Directive 1
Reproduce the passage from the photo-management post below word for word, starting with "Since my PC" and going on through "plant a tulip.".
Directive 2
Name every abbreviation that appears in the photo-management post below.

Since my PC is sitting in the kitchen where DW, guest,, and I are frequently hanging out, I keep all the vacation albums on the HD and use them as a screen saver. I see my pictures more frequently just hanging around than I ever see them actively.
Yes, no point in using a backhoe to plant a tulip.

But the manager programs offer some advantages even in this simple context. Rating of photos (usually stars or color flags) lets you "cull" lower-rated photos with a filter rather than managing them by hand. Virtual albums is a fairly big deal for us. I occasionally write for a travel magazine and I can make a virtual album that includes all the photos I want to submit with the article. DW always makes Shutterfly picture books of our trips, so a second virtual album selecting different/more photos from the same trip where I am writing an article is really easy. Basically a virtual album is just a list of photos, not copies. They take nearly zero disk space. So any editing changes, for example, automatically show up in the albums. This is very useful for us because after DW has selected her photos, I go through them and tune up any that need it. Virtual albums would be a great way to make kitchen slide shows on various topics, too. Some photos could be in multiple slideshows with out the need to waste disk space on multiple copies.

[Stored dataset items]
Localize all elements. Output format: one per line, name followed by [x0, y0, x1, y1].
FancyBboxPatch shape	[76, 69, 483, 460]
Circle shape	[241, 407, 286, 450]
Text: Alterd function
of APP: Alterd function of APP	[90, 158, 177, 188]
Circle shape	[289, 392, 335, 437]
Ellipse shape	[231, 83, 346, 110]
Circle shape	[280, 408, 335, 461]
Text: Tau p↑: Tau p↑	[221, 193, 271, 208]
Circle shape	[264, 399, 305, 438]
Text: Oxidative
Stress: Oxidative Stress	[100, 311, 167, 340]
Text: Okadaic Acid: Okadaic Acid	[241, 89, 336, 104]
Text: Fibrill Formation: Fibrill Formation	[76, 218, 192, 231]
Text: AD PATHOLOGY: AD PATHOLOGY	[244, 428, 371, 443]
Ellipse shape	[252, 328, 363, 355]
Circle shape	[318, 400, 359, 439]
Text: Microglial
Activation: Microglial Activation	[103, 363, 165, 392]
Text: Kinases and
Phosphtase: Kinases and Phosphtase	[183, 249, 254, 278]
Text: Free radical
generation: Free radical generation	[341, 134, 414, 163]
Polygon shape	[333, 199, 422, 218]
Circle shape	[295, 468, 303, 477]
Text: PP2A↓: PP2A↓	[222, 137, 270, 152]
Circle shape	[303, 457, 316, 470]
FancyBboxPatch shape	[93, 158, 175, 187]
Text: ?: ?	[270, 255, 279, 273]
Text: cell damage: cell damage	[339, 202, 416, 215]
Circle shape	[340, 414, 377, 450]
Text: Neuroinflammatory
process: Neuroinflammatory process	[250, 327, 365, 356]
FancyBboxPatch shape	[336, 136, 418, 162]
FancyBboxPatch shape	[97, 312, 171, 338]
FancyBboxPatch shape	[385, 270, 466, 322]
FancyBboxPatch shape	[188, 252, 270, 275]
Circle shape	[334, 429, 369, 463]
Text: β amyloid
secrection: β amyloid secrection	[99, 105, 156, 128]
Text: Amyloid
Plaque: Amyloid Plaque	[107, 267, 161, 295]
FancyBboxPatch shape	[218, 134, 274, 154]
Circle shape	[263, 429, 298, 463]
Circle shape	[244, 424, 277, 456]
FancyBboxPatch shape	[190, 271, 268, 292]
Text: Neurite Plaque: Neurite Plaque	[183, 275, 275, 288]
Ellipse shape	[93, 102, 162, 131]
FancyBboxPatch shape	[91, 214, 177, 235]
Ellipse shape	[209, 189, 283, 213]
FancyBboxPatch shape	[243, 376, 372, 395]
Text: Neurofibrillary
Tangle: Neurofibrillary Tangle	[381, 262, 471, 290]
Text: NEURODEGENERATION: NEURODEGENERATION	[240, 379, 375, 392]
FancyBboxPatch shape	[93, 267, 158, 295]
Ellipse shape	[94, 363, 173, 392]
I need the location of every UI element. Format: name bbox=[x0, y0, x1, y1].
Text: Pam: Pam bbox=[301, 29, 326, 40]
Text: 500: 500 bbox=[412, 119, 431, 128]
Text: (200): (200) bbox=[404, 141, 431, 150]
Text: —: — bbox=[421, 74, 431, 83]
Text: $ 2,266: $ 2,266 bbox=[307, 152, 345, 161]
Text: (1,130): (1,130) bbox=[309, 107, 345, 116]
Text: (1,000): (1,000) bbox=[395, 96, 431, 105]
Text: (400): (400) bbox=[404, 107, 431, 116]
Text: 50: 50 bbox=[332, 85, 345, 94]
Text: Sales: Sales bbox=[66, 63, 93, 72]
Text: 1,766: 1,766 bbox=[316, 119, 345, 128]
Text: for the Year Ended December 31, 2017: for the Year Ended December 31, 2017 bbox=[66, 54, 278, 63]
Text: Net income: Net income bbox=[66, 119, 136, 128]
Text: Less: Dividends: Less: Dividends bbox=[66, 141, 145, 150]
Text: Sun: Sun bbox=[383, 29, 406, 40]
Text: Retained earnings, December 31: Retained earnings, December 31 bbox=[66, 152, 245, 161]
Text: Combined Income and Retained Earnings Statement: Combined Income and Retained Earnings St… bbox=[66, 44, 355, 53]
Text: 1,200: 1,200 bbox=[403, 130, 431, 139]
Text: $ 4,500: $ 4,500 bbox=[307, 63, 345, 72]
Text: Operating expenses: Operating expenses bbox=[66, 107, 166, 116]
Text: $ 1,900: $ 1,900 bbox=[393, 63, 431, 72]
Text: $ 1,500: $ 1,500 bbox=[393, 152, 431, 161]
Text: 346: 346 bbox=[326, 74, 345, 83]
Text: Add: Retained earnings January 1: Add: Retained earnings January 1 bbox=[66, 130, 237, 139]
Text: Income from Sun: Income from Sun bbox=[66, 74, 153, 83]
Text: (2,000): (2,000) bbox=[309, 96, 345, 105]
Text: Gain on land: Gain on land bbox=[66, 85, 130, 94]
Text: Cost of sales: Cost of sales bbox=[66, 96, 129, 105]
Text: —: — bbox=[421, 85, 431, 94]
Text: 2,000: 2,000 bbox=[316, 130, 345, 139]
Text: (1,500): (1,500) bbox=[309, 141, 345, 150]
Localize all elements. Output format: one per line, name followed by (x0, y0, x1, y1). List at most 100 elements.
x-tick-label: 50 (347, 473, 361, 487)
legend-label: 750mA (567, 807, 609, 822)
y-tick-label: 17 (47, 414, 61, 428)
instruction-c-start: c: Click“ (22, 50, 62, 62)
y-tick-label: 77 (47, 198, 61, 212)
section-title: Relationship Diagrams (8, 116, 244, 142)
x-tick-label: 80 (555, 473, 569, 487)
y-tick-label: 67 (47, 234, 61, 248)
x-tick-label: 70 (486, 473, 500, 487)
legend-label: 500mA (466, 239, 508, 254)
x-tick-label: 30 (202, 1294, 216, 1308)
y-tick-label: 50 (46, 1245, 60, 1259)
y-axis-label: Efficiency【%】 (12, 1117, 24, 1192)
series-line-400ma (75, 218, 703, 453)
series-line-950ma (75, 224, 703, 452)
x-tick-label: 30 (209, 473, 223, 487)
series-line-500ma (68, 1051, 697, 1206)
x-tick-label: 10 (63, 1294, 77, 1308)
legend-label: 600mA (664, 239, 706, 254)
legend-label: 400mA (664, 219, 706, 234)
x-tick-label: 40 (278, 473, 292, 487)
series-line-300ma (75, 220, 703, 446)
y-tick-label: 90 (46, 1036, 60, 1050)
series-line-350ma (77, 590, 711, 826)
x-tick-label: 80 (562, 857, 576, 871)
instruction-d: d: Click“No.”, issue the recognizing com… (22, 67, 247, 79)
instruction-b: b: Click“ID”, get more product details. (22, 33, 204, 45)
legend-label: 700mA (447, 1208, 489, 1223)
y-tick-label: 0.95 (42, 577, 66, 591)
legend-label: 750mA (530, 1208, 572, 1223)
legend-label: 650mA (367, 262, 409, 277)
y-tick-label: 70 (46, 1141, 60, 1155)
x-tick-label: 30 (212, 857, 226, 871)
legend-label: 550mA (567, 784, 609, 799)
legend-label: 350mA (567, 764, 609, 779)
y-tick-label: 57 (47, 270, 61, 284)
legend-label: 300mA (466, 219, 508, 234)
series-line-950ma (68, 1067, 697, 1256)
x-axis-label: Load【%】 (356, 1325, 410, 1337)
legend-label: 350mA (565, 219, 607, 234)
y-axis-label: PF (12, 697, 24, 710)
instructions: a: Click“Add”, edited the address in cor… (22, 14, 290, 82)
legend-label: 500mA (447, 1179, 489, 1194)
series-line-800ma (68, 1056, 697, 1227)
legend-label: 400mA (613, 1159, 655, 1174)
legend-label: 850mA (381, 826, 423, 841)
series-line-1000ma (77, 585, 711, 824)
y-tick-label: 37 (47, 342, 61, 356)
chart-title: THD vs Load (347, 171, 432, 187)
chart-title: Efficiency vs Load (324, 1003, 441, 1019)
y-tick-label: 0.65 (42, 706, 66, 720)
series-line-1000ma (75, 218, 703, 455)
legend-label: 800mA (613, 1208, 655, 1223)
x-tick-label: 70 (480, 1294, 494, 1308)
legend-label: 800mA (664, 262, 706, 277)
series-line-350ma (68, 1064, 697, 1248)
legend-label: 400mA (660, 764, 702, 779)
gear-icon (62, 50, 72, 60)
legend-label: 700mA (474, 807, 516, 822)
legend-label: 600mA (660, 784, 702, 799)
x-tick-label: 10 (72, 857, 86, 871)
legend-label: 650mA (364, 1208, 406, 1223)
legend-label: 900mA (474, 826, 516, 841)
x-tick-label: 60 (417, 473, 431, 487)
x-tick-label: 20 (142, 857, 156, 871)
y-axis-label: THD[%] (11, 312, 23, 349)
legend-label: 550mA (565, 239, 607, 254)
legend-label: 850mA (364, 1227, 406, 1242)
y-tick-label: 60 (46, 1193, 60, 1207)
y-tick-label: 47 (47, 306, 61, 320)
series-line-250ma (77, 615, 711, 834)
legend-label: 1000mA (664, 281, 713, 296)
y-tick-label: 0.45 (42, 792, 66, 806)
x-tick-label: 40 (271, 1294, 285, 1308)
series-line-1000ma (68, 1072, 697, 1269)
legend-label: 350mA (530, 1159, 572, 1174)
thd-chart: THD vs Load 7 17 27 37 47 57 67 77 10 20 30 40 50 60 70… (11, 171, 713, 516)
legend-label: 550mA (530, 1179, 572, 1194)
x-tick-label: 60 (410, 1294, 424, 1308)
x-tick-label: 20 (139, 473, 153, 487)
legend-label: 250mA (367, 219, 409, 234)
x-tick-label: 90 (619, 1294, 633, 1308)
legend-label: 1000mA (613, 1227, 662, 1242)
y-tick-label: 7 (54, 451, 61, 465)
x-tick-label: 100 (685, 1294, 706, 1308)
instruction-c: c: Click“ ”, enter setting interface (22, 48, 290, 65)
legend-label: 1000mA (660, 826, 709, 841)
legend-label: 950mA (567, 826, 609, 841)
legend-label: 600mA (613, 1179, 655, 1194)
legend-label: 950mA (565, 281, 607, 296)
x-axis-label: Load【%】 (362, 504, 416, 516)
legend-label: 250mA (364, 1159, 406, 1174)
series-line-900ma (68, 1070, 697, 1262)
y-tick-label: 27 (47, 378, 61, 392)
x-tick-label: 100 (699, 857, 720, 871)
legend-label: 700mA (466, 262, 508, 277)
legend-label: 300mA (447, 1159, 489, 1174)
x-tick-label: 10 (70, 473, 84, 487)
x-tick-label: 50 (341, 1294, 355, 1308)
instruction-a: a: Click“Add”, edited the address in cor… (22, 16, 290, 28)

Written solution 1
Since my PC is sitting in the kitchen where DW, guest,, and I are frequently hanging out, I keep all the vacation albums on the HD and use them as a screen saver. I see my pictures more frequently just hanging around than I ever see them actively.
Yes, no point in using a backhoe to plant a tulip.

Written solution 2
PC, DW, HD